__Task input__:
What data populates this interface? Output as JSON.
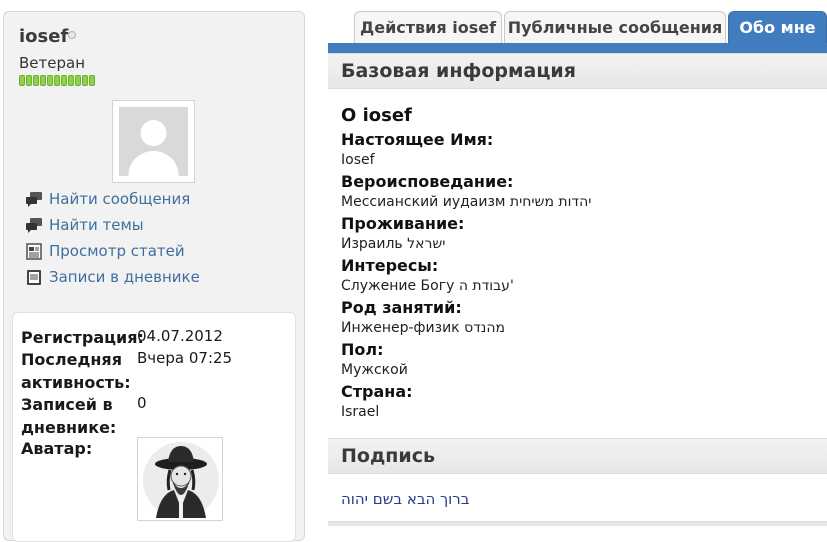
{
  "sidebar": {
    "username": "iosef",
    "rank": "Ветеран",
    "reputation_pips": 11,
    "links": [
      {
        "label": "Найти сообщения",
        "icon": "search-posts-icon"
      },
      {
        "label": "Найти темы",
        "icon": "search-threads-icon"
      },
      {
        "label": "Просмотр статей",
        "icon": "articles-icon"
      },
      {
        "label": "Записи в дневнике",
        "icon": "blog-icon"
      }
    ],
    "stats": {
      "registration_label": "Регистрация:",
      "registration_value": "04.07.2012",
      "last_activity_label_1": "Последняя",
      "last_activity_label_2": "активность:",
      "last_activity_value": "Вчера 07:25",
      "diary_label_1": "Записей в",
      "diary_label_2": "дневнике:",
      "diary_value": "0",
      "avatar_label": "Аватар:"
    }
  },
  "tabs": [
    {
      "label": "Действия iosef",
      "active": false
    },
    {
      "label": "Публичные сообщения",
      "active": false
    },
    {
      "label": "Обо мне",
      "active": true
    }
  ],
  "basic_info": {
    "header": "Базовая информация",
    "about_title": "О iosef",
    "fields": [
      {
        "label": "Настоящее Имя:",
        "value": "Iosef"
      },
      {
        "label": "Вероисповедание:",
        "value": "Мессианский иудаизм יהדות משיחית"
      },
      {
        "label": "Проживание:",
        "value": "Израиль ישראל"
      },
      {
        "label": "Интересы:",
        "value": "Служение Богу עבודת ה'"
      },
      {
        "label": "Род занятий:",
        "value": "Инженер-физик מהנדס"
      },
      {
        "label": "Пол:",
        "value": "Мужской"
      },
      {
        "label": "Страна:",
        "value": "Israel"
      }
    ]
  },
  "signature": {
    "header": "Подпись",
    "text": "ברוך הבא בשם יהוה"
  },
  "colors": {
    "accent": "#417cc0",
    "link": "#3e6f9e",
    "reputation": "#8ed24b"
  }
}
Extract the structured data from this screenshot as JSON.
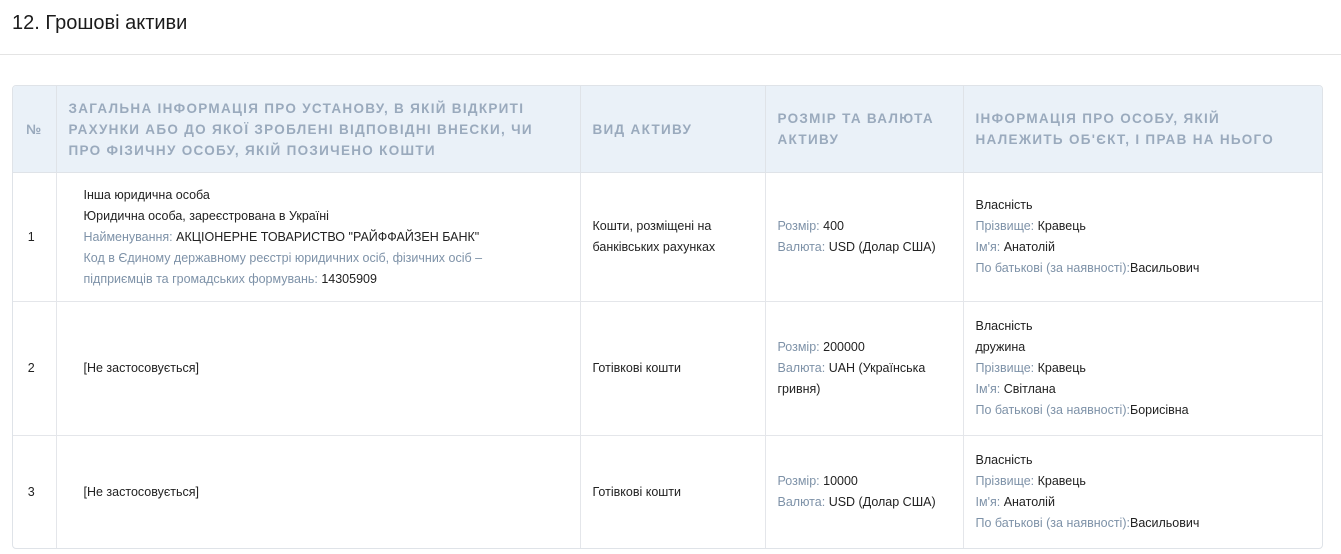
{
  "section": {
    "title": "12. Грошові активи"
  },
  "table": {
    "headers": {
      "num": "№",
      "institution": "Загальна інформація про установу, в якій відкриті рахунки або до якої зроблені відповідні внески, чи про фізичну особу, якій позичено кошти",
      "asset_type": "Вид активу",
      "size_currency": "Розмір та валюта активу",
      "owner": "Інформація про особу, якій належить об'єкт, і прав на нього"
    },
    "labels": {
      "size": "Розмір:",
      "currency": "Валюта:",
      "surname": "Прізвище:",
      "name": "Ім'я:",
      "patronymic": "По батькові (за наявності):",
      "org_name": "Найменування:",
      "edrpou": "Код в Єдиному державному реєстрі юридичних осіб, фізичних осіб – підприємців та громадських формувань:"
    },
    "rows": [
      {
        "num": "1",
        "institution": {
          "type": "Інша юридична особа",
          "subtype": "Юридична особа, зареєстрована в Україні",
          "name": "АКЦІОНЕРНЕ ТОВАРИСТВО \"РАЙФФАЙЗЕН БАНК\"",
          "code": "14305909"
        },
        "asset_type": "Кошти, розміщені на банківських рахунках",
        "size": "400",
        "currency": "USD (Долар США)",
        "owner": {
          "right": "Власність",
          "relation": "",
          "surname": "Кравець",
          "name": "Анатолій",
          "patronymic": "Васильович"
        }
      },
      {
        "num": "2",
        "institution_text": "[Не застосовується]",
        "asset_type": "Готівкові кошти",
        "size": "200000",
        "currency": "UAH (Українська гривня)",
        "owner": {
          "right": "Власність",
          "relation": "дружина",
          "surname": "Кравець",
          "name": "Світлана",
          "patronymic": "Борисівна"
        }
      },
      {
        "num": "3",
        "institution_text": "[Не застосовується]",
        "asset_type": "Готівкові кошти",
        "size": "10000",
        "currency": "USD (Долар США)",
        "owner": {
          "right": "Власність",
          "relation": "",
          "surname": "Кравець",
          "name": "Анатолій",
          "patronymic": "Васильович"
        }
      }
    ]
  }
}
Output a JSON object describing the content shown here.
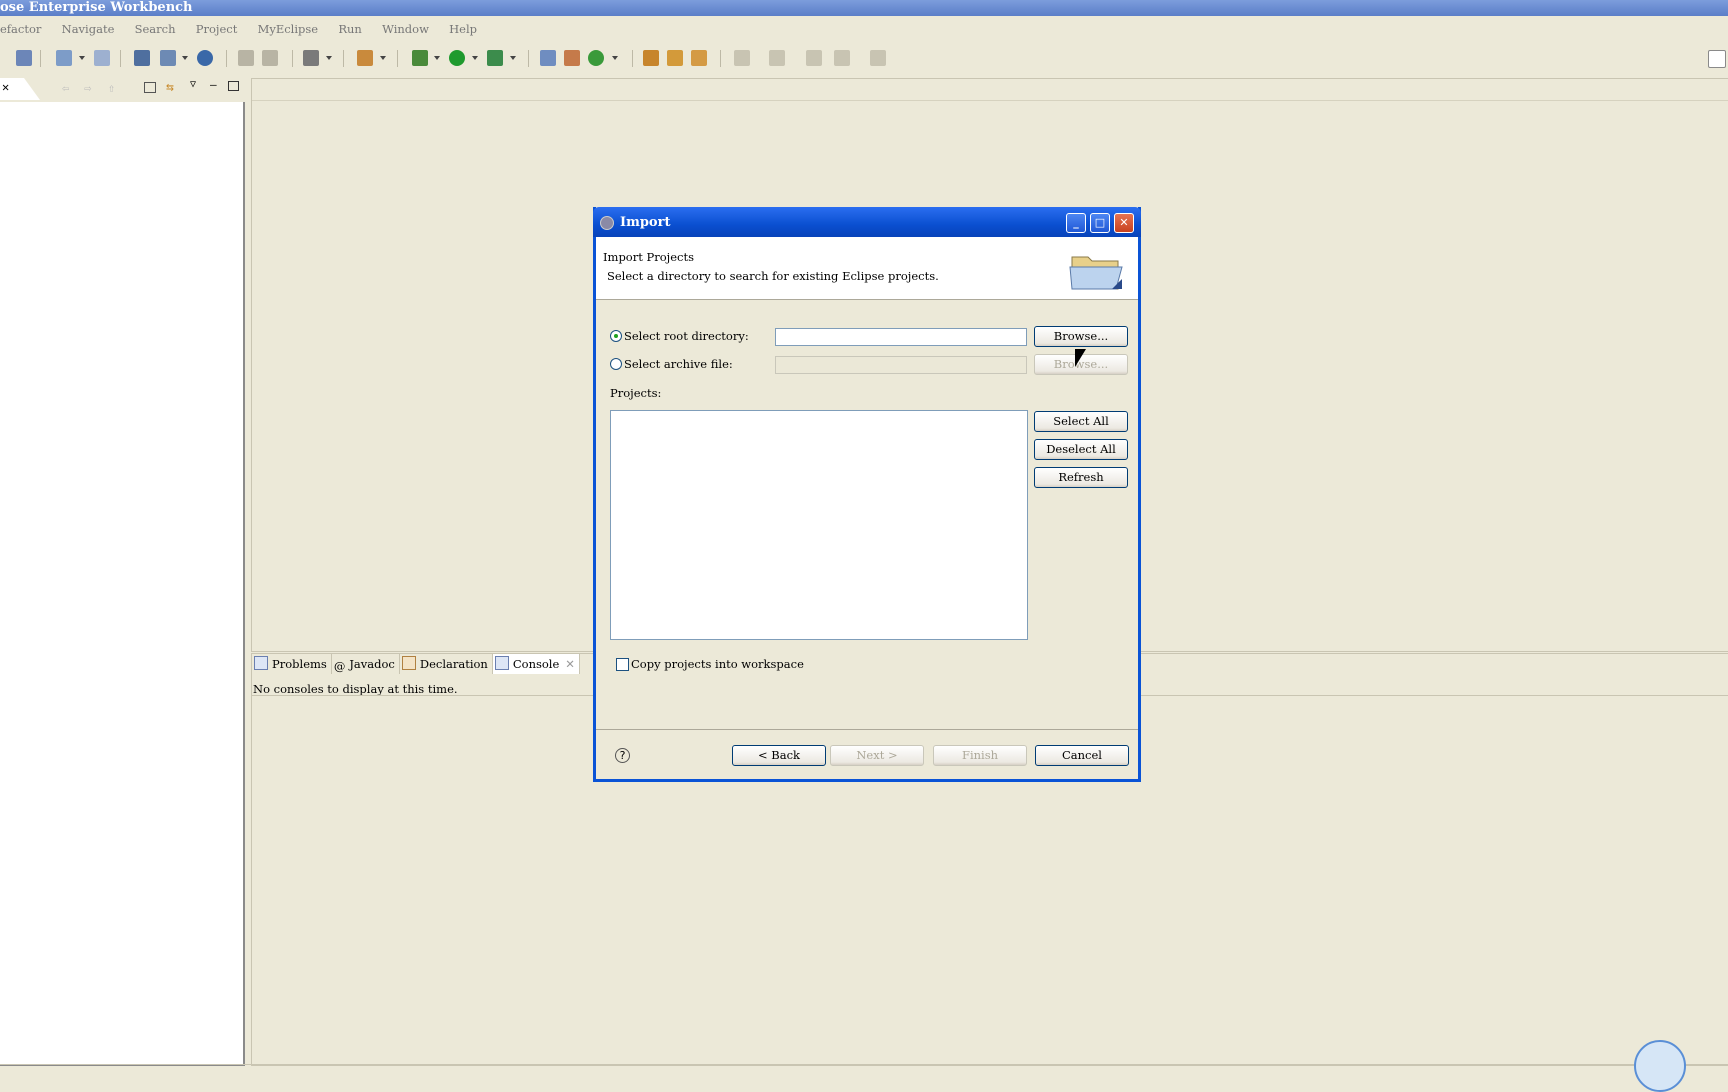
{
  "window": {
    "title": "ose Enterprise Workbench"
  },
  "menu": [
    "efactor",
    "Navigate",
    "Search",
    "Project",
    "MyEclipse",
    "Run",
    "Window",
    "Help"
  ],
  "bottom_tabs": [
    {
      "label": "Problems",
      "icon": "problems-icon"
    },
    {
      "label": "Javadoc",
      "icon": "javadoc-icon"
    },
    {
      "label": "Declaration",
      "icon": "declaration-icon"
    },
    {
      "label": "Console",
      "icon": "console-icon"
    }
  ],
  "console": {
    "message": "No consoles to display at this time."
  },
  "dialog": {
    "title": "Import",
    "header_title": "Import Projects",
    "header_desc": "Select a directory to search for existing Eclipse projects.",
    "root_dir_label": "Select root directory:",
    "root_dir_value": "",
    "archive_label": "Select archive file:",
    "archive_value": "",
    "browse_label": "Browse...",
    "browse_disabled_label": "Browse...",
    "projects_label": "Projects:",
    "select_all": "Select All",
    "deselect_all": "Deselect All",
    "refresh": "Refresh",
    "copy_label": "Copy projects into workspace",
    "back": "< Back",
    "next": "Next >",
    "finish": "Finish",
    "cancel": "Cancel",
    "help_glyph": "?",
    "selected_option": "root_directory"
  }
}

__What the exercise asks__:
Would you set down the listing exactly, omitting pictures?

__Result of the exercise__:
What data populates this interface? Output as JSON.
{
  "sidebar": {
    "username": "iosef",
    "rank": "Ветеран",
    "reputation_pips": 11,
    "links": [
      {
        "label": "Найти сообщения",
        "icon": "search-posts-icon"
      },
      {
        "label": "Найти темы",
        "icon": "search-threads-icon"
      },
      {
        "label": "Просмотр статей",
        "icon": "articles-icon"
      },
      {
        "label": "Записи в дневнике",
        "icon": "blog-icon"
      }
    ],
    "stats": {
      "registration_label": "Регистрация:",
      "registration_value": "04.07.2012",
      "last_activity_label_1": "Последняя",
      "last_activity_label_2": "активность:",
      "last_activity_value": "Вчера 07:25",
      "diary_label_1": "Записей в",
      "diary_label_2": "дневнике:",
      "diary_value": "0",
      "avatar_label": "Аватар:"
    }
  },
  "tabs": [
    {
      "label": "Действия iosef",
      "active": false
    },
    {
      "label": "Публичные сообщения",
      "active": false
    },
    {
      "label": "Обо мне",
      "active": true
    }
  ],
  "basic_info": {
    "header": "Базовая информация",
    "about_title": "О iosef",
    "fields": [
      {
        "label": "Настоящее Имя:",
        "value": "Iosef"
      },
      {
        "label": "Вероисповедание:",
        "value": "Мессианский иудаизм יהדות משיחית"
      },
      {
        "label": "Проживание:",
        "value": "Израиль ישראל"
      },
      {
        "label": "Интересы:",
        "value": "Служение Богу עבודת ה'"
      },
      {
        "label": "Род занятий:",
        "value": "Инженер-физик מהנדס"
      },
      {
        "label": "Пол:",
        "value": "Мужской"
      },
      {
        "label": "Страна:",
        "value": "Israel"
      }
    ]
  },
  "signature": {
    "header": "Подпись",
    "text": "ברוך הבא בשם יהוה"
  },
  "colors": {
    "accent": "#417cc0",
    "link": "#3e6f9e",
    "reputation": "#8ed24b"
  }
}
Extract the structured data from this screenshot as JSON.
{
  "section": {
    "title": "12. Грошові активи"
  },
  "table": {
    "headers": {
      "num": "№",
      "institution": "Загальна інформація про установу, в якій відкриті рахунки або до якої зроблені відповідні внески, чи про фізичну особу, якій позичено кошти",
      "asset_type": "Вид активу",
      "size_currency": "Розмір та валюта активу",
      "owner": "Інформація про особу, якій належить об'єкт, і прав на нього"
    },
    "labels": {
      "size": "Розмір:",
      "currency": "Валюта:",
      "surname": "Прізвище:",
      "name": "Ім'я:",
      "patronymic": "По батькові (за наявності):",
      "org_name": "Найменування:",
      "edrpou": "Код в Єдиному державному реєстрі юридичних осіб, фізичних осіб – підприємців та громадських формувань:"
    },
    "rows": [
      {
        "num": "1",
        "institution": {
          "type": "Інша юридична особа",
          "subtype": "Юридична особа, зареєстрована в Україні",
          "name": "АКЦІОНЕРНЕ ТОВАРИСТВО \"РАЙФФАЙЗЕН БАНК\"",
          "code": "14305909"
        },
        "asset_type": "Кошти, розміщені на банківських рахунках",
        "size": "400",
        "currency": "USD (Долар США)",
        "owner": {
          "right": "Власність",
          "relation": "",
          "surname": "Кравець",
          "name": "Анатолій",
          "patronymic": "Васильович"
        }
      },
      {
        "num": "2",
        "institution_text": "[Не застосовується]",
        "asset_type": "Готівкові кошти",
        "size": "200000",
        "currency": "UAH (Українська гривня)",
        "owner": {
          "right": "Власність",
          "relation": "дружина",
          "surname": "Кравець",
          "name": "Світлана",
          "patronymic": "Борисівна"
        }
      },
      {
        "num": "3",
        "institution_text": "[Не застосовується]",
        "asset_type": "Готівкові кошти",
        "size": "10000",
        "currency": "USD (Долар США)",
        "owner": {
          "right": "Власність",
          "relation": "",
          "surname": "Кравець",
          "name": "Анатолій",
          "patronymic": "Васильович"
        }
      }
    ]
  }
}
Output a JSON object describing the content shown here.
{
  "window": {
    "title": "ose Enterprise Workbench"
  },
  "menu": [
    "efactor",
    "Navigate",
    "Search",
    "Project",
    "MyEclipse",
    "Run",
    "Window",
    "Help"
  ],
  "bottom_tabs": [
    {
      "label": "Problems",
      "icon": "problems-icon"
    },
    {
      "label": "Javadoc",
      "icon": "javadoc-icon"
    },
    {
      "label": "Declaration",
      "icon": "declaration-icon"
    },
    {
      "label": "Console",
      "icon": "console-icon"
    }
  ],
  "console": {
    "message": "No consoles to display at this time."
  },
  "dialog": {
    "title": "Import",
    "header_title": "Import Projects",
    "header_desc": "Select a directory to search for existing Eclipse projects.",
    "root_dir_label": "Select root directory:",
    "root_dir_value": "",
    "archive_label": "Select archive file:",
    "archive_value": "",
    "browse_label": "Browse...",
    "browse_disabled_label": "Browse...",
    "projects_label": "Projects:",
    "select_all": "Select All",
    "deselect_all": "Deselect All",
    "refresh": "Refresh",
    "copy_label": "Copy projects into workspace",
    "back": "< Back",
    "next": "Next >",
    "finish": "Finish",
    "cancel": "Cancel",
    "help_glyph": "?",
    "selected_option": "root_directory"
  }
}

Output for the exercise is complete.